Pick out and copy every line below that has the word "Direction".

========================

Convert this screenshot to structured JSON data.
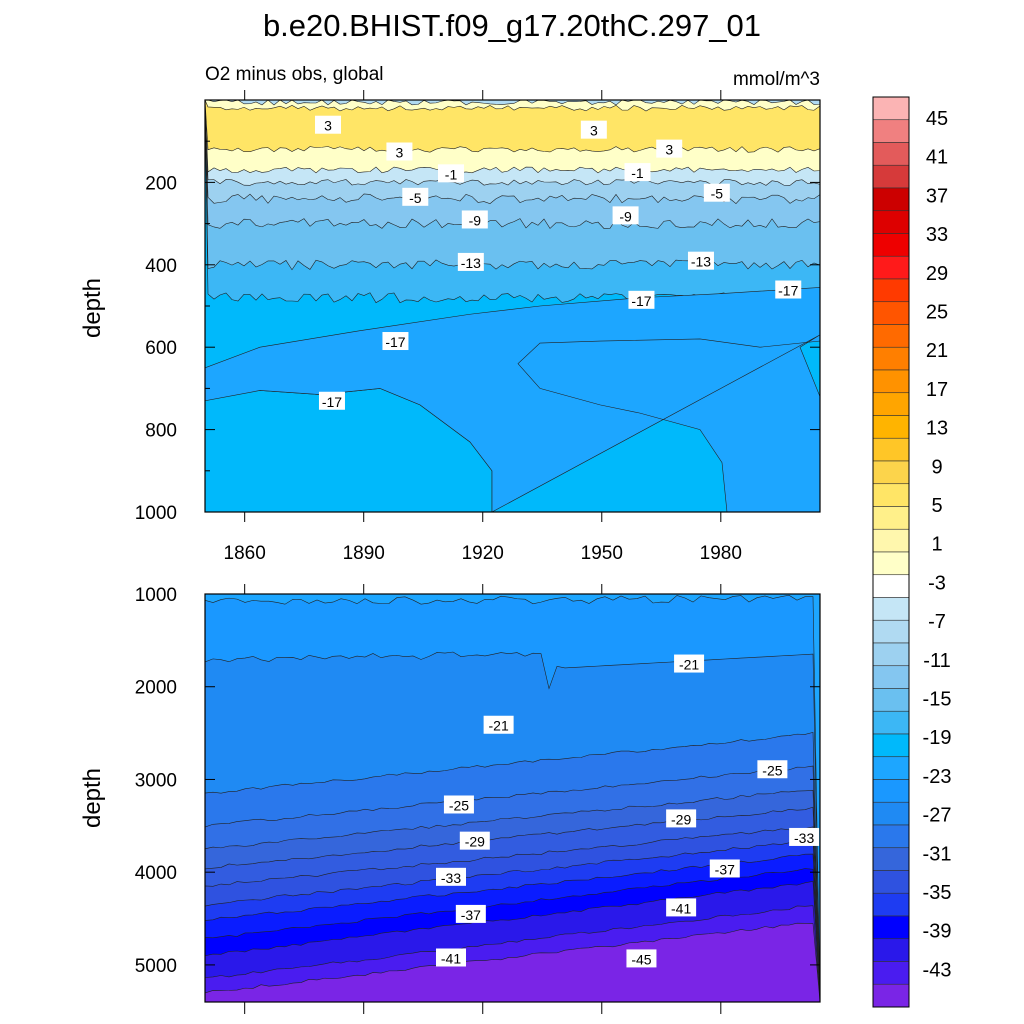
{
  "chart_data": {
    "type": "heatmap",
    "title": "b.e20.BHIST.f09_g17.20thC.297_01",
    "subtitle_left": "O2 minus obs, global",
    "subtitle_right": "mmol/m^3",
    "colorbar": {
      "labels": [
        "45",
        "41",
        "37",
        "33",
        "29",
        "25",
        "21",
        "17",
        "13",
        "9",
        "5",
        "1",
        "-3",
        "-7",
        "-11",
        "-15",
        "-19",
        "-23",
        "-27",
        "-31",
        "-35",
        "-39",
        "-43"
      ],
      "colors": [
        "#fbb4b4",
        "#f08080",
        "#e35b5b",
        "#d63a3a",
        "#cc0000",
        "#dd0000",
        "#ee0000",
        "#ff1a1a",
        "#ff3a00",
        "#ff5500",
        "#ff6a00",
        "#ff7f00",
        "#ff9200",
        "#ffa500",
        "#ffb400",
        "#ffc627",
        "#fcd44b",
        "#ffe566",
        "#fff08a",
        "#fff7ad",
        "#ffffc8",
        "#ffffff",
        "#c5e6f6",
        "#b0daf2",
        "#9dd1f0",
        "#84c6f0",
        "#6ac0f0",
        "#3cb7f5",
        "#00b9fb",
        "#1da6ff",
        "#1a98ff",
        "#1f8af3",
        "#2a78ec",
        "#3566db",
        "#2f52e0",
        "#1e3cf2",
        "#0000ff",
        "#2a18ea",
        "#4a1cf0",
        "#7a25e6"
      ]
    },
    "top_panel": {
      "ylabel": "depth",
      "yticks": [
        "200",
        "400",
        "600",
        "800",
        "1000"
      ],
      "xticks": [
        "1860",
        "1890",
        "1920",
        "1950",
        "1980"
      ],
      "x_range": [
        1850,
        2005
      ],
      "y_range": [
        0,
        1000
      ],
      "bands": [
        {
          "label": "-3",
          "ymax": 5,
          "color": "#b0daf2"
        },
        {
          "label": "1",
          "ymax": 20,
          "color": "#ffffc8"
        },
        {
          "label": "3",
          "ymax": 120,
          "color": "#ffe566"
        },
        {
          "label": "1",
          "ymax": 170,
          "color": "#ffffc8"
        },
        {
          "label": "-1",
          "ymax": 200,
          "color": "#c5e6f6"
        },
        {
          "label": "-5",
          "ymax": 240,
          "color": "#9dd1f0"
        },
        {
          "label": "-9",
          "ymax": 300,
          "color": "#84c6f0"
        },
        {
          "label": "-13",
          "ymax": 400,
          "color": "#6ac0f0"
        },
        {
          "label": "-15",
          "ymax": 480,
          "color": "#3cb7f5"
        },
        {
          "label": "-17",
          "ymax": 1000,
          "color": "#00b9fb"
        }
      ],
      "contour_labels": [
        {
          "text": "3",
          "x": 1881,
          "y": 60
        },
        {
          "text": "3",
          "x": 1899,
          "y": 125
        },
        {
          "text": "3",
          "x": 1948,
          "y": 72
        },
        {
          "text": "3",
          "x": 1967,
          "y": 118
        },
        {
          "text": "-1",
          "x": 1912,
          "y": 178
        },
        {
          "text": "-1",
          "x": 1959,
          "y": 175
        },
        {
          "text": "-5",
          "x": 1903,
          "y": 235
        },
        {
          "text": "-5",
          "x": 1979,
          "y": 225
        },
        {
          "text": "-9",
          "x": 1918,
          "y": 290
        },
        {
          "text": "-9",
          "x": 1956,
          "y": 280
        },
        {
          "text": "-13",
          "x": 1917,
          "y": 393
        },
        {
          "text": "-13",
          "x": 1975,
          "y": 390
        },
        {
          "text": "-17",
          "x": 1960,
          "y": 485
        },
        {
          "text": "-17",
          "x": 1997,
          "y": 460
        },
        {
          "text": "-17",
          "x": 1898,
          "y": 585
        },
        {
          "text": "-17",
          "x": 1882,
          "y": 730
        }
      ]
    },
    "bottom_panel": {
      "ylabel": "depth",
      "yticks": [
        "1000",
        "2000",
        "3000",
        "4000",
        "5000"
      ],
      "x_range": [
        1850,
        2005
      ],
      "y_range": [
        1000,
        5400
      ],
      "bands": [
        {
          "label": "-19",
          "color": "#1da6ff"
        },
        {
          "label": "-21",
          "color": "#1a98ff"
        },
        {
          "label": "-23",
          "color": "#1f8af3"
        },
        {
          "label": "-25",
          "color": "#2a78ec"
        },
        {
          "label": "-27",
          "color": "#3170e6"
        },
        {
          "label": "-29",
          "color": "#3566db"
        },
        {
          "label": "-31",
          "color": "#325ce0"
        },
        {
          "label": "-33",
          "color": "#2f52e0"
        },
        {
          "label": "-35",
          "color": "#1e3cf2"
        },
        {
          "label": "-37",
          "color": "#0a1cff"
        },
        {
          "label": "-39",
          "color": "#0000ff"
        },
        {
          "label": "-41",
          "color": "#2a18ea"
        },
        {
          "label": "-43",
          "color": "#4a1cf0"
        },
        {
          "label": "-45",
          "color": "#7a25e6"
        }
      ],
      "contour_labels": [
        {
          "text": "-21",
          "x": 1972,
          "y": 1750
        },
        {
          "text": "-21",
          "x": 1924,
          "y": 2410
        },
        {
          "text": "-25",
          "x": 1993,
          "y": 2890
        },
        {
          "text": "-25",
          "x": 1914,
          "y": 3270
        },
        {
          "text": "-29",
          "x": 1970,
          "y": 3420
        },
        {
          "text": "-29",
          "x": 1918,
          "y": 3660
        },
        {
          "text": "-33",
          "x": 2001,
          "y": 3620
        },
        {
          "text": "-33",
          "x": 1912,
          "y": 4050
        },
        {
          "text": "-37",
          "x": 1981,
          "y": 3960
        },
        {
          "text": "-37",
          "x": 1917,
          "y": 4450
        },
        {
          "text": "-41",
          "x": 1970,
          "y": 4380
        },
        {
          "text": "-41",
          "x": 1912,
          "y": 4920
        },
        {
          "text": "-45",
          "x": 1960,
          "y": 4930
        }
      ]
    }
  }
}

========================

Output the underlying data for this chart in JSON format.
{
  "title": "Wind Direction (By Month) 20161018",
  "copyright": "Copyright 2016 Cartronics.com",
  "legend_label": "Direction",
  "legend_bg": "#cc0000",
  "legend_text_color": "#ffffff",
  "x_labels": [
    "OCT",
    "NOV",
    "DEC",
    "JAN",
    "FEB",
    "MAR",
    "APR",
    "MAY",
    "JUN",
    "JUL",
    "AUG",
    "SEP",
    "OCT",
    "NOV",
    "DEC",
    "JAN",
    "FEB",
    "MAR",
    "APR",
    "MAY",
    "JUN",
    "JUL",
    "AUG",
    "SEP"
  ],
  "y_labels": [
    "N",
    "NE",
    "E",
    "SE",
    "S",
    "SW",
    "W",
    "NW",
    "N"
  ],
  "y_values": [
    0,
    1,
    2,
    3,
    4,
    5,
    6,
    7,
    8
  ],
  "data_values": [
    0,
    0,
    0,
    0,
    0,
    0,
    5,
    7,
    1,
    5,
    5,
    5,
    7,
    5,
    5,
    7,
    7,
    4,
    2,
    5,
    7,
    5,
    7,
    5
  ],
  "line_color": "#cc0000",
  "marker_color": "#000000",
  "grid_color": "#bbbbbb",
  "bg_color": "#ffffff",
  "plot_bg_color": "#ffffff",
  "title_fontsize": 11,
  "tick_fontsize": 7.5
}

========================

**OUTPUT OF THE TASK**
  "title": "Wind Direction (By Month) 20161018",
  "legend_label": "Direction",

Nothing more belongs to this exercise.